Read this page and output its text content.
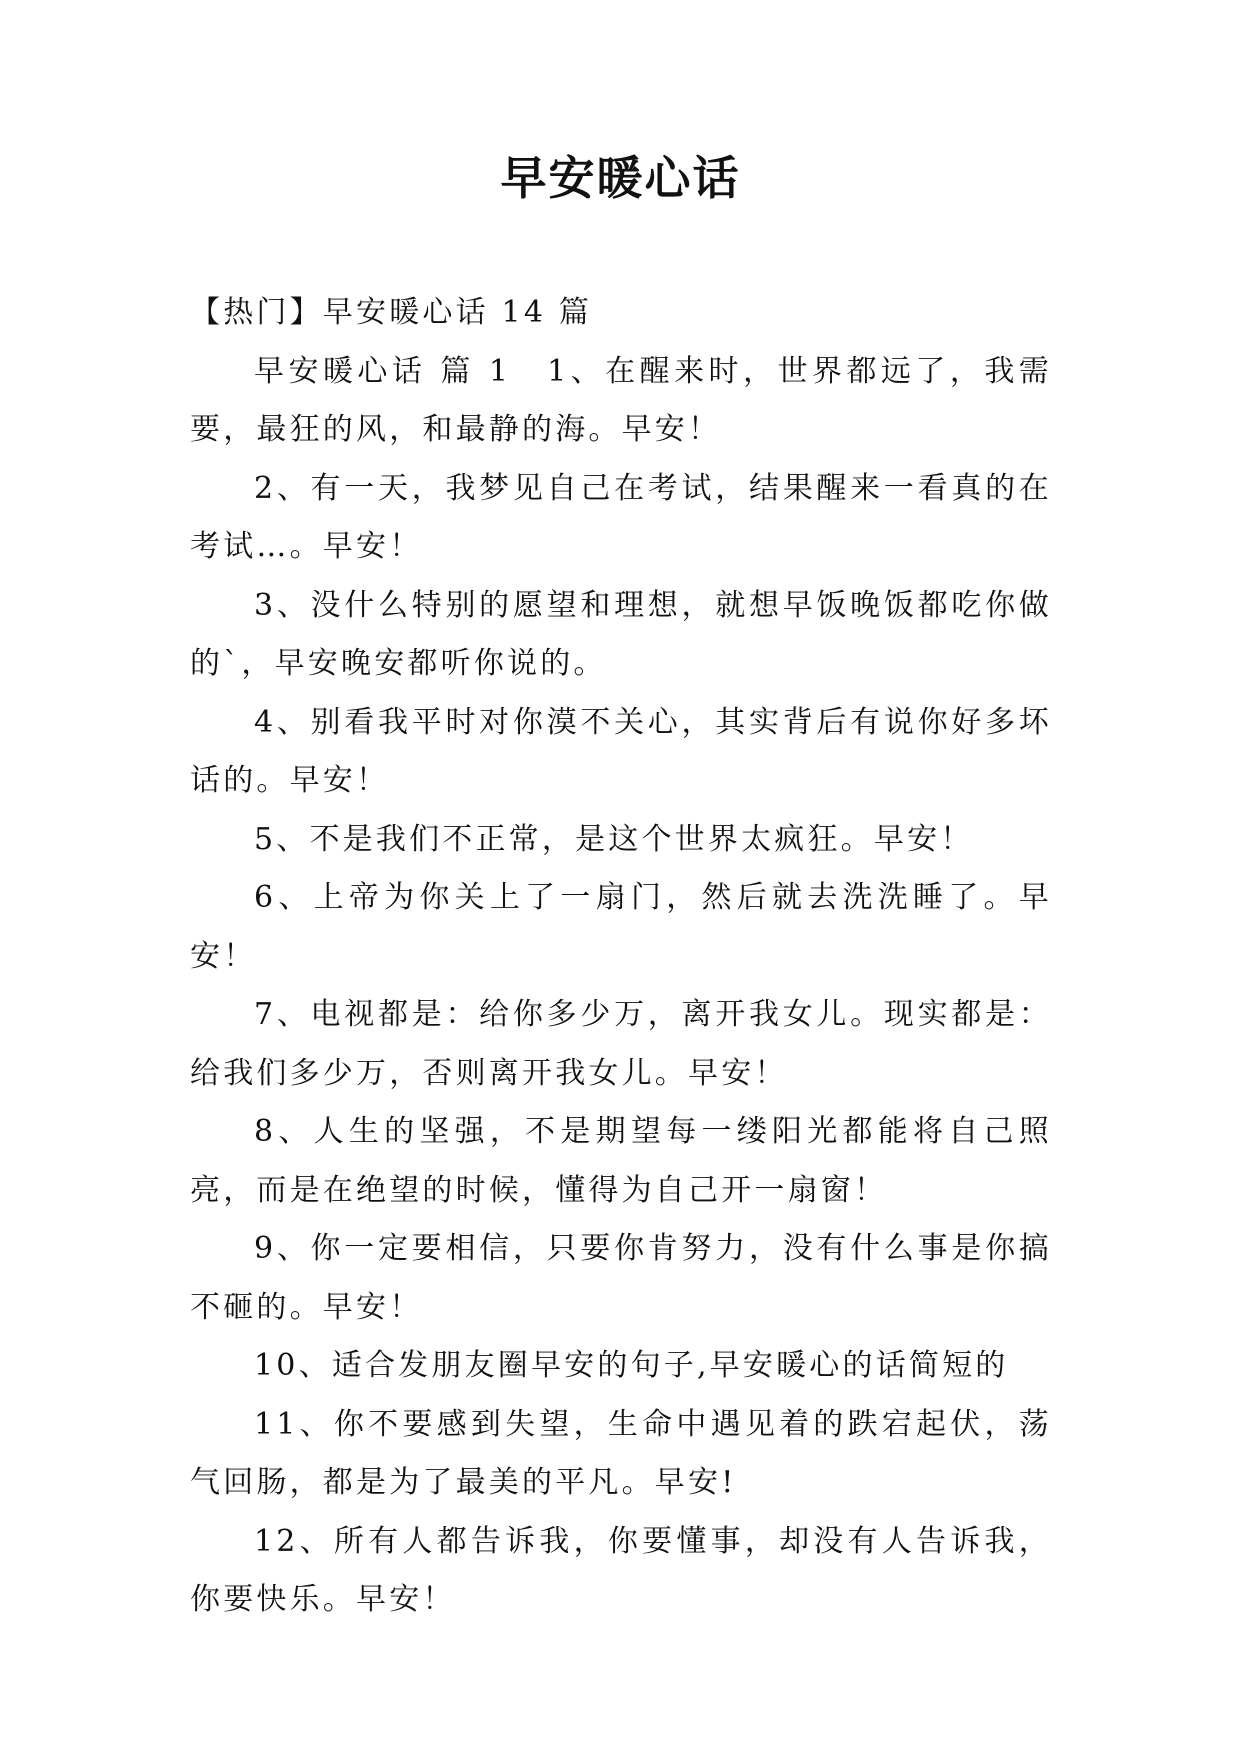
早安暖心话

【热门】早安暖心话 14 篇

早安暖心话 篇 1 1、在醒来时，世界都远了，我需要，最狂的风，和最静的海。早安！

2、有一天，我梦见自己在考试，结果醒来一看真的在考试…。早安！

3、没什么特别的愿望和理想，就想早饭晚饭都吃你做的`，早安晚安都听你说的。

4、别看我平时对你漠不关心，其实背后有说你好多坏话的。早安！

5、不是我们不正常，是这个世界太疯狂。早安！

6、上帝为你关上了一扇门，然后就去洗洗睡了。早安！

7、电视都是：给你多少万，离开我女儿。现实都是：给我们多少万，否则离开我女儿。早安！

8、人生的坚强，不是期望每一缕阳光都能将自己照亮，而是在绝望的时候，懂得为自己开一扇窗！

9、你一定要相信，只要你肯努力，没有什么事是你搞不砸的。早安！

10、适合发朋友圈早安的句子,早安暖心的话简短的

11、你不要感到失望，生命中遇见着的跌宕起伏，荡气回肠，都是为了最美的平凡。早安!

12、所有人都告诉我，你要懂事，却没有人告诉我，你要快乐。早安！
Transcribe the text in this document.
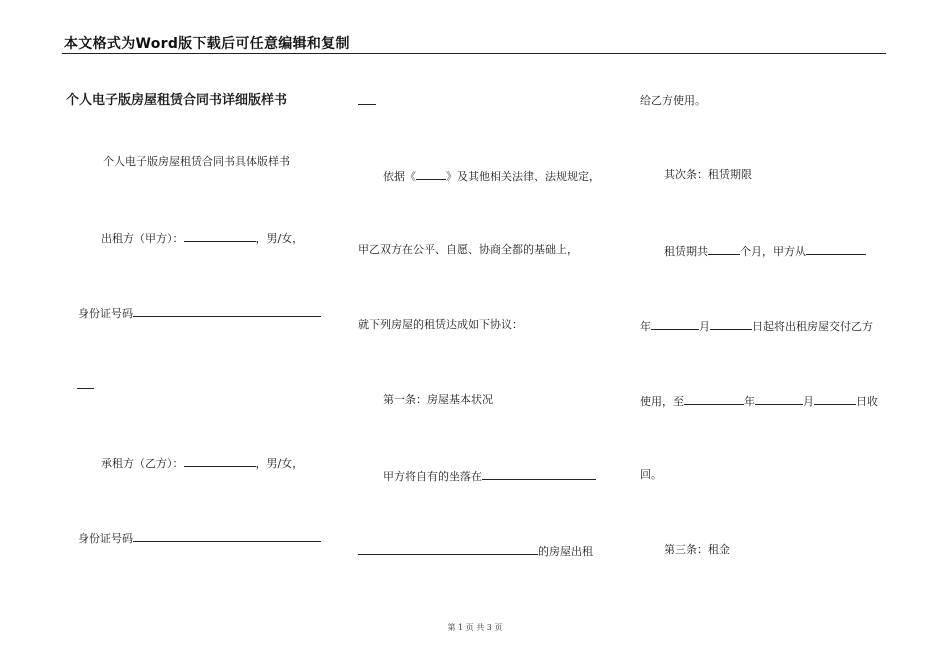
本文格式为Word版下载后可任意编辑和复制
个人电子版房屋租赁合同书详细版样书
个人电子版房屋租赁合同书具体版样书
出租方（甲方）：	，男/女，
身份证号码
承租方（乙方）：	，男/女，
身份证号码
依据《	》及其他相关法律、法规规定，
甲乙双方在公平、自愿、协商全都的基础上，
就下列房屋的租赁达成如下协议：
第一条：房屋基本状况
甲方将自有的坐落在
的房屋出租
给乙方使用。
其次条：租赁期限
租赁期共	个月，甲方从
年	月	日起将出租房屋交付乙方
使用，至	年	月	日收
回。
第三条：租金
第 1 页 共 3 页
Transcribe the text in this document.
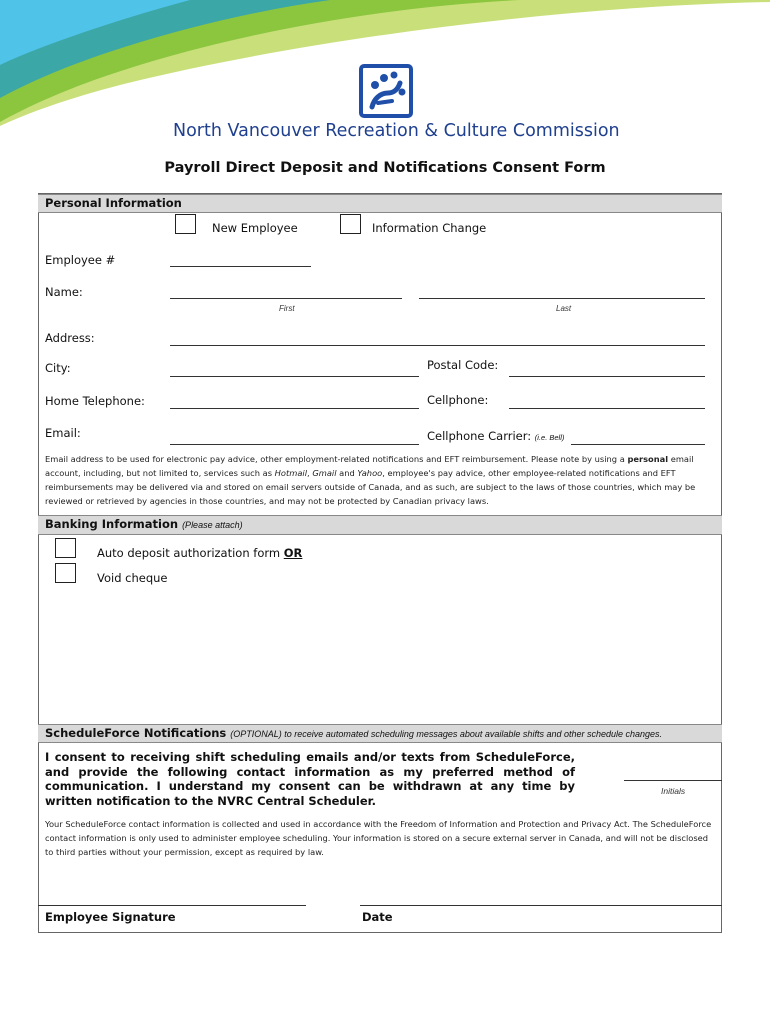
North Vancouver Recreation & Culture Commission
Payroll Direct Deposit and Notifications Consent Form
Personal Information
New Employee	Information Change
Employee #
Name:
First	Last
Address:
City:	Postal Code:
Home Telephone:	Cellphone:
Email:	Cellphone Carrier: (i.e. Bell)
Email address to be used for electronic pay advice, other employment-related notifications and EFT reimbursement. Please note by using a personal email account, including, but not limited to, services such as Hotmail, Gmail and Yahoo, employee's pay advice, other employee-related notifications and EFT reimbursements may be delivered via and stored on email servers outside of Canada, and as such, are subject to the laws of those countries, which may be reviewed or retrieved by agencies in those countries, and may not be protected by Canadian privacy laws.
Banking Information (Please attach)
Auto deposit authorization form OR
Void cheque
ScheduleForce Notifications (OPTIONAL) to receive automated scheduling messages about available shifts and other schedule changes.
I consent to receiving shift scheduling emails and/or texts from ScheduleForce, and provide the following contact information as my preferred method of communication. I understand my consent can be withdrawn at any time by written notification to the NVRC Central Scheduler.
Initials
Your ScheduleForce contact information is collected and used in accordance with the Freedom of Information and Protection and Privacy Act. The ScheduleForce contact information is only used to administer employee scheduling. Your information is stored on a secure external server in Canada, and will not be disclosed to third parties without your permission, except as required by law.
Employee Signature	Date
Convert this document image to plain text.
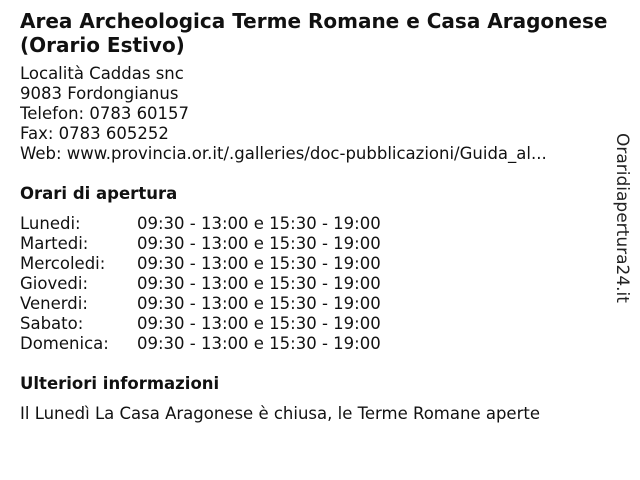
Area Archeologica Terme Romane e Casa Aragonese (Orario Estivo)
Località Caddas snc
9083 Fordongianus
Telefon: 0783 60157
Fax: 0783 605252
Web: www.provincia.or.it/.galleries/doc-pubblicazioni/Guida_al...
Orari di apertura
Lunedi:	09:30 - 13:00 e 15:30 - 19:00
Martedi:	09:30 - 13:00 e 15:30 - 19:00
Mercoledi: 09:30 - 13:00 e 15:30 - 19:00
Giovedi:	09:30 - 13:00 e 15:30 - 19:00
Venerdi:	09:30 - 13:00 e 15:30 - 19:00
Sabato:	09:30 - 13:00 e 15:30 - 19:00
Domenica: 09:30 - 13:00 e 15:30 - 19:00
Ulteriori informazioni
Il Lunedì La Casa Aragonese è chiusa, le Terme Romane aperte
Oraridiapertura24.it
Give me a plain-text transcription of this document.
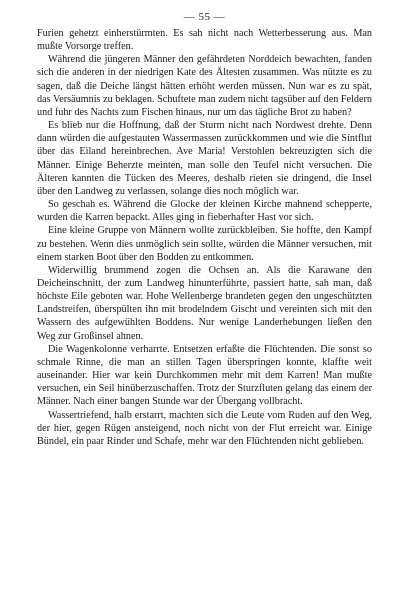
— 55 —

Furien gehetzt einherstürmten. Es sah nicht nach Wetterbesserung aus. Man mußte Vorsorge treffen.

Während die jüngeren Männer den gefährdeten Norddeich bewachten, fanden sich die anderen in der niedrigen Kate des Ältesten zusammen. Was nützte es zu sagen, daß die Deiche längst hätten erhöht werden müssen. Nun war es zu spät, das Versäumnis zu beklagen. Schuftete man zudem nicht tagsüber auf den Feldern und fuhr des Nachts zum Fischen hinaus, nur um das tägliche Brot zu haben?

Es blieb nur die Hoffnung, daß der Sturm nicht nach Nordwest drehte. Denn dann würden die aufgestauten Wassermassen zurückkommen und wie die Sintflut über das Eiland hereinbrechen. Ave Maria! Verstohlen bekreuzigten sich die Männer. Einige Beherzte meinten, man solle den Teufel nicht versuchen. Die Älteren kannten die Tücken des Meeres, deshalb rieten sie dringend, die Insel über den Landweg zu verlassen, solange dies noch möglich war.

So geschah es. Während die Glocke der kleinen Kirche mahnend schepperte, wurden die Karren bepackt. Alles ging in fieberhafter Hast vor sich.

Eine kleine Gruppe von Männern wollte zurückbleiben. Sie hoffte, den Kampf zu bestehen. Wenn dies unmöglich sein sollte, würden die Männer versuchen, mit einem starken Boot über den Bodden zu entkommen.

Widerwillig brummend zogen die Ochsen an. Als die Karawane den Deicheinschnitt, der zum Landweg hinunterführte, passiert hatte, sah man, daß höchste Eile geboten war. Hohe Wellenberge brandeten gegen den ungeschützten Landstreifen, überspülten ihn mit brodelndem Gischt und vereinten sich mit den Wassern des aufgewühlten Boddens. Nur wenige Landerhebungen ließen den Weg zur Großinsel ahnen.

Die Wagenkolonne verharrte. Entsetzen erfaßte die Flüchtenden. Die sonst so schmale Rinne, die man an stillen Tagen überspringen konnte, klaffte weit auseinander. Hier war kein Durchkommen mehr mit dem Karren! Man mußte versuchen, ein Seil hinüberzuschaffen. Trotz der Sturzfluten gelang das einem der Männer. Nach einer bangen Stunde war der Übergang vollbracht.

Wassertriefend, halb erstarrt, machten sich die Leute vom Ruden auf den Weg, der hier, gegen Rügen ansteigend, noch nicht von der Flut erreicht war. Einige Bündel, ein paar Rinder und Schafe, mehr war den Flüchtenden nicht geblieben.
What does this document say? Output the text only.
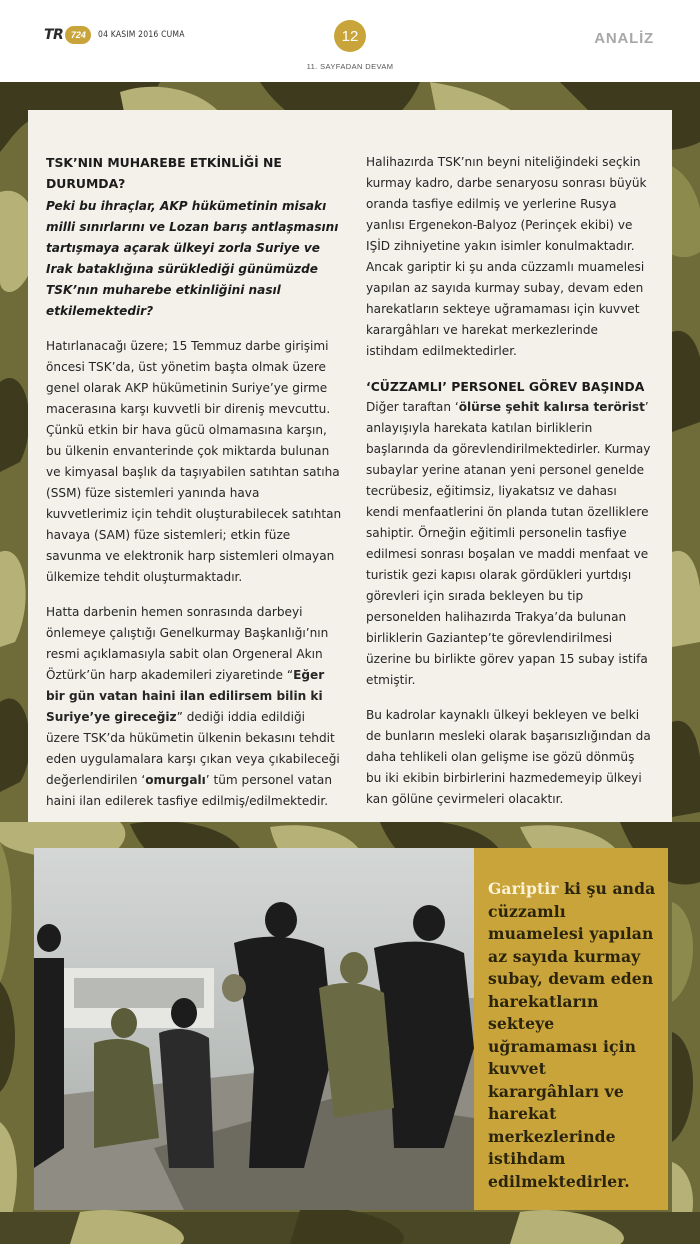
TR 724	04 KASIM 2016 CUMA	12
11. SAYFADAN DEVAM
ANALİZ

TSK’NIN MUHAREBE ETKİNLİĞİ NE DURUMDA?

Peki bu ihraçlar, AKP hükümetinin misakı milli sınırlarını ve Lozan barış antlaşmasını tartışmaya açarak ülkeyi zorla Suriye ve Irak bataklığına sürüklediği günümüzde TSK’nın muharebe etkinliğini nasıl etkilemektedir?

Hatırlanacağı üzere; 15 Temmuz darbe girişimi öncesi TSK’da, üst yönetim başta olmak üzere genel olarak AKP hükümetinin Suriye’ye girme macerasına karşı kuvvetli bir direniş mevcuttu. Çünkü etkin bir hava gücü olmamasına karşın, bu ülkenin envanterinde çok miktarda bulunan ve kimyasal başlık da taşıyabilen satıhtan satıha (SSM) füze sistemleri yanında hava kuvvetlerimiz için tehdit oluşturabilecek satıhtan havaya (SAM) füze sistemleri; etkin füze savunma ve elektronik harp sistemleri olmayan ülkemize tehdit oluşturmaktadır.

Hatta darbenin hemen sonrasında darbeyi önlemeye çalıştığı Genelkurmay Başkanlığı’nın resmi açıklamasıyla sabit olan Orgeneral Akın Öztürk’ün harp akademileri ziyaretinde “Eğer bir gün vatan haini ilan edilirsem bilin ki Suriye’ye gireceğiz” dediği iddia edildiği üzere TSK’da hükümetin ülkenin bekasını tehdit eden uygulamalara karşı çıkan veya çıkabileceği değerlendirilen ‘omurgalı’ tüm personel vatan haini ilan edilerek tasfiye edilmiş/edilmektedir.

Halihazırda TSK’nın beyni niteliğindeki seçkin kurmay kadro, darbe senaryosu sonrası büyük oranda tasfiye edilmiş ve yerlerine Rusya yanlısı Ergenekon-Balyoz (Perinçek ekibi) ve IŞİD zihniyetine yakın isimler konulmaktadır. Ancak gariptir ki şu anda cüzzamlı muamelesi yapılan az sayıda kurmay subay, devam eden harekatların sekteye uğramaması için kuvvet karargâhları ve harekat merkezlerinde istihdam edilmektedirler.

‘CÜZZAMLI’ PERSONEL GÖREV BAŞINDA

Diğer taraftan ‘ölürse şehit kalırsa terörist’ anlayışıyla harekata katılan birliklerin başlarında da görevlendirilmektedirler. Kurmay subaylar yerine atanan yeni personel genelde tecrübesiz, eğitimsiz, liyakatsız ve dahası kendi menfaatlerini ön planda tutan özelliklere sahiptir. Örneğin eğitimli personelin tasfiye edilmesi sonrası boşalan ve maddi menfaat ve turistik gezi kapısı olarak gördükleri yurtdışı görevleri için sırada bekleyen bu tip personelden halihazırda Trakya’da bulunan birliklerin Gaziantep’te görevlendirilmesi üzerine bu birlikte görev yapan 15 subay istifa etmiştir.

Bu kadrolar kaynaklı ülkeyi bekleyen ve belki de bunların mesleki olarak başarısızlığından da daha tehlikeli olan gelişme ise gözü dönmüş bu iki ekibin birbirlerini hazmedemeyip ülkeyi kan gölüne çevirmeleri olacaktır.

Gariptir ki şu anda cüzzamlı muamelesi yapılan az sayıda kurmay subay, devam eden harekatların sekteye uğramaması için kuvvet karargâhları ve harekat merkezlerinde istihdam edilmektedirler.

THE PROBLEM - Count how many lines in the data contain the word "ülkenin", giving the number without comment.

SOLUTION - 2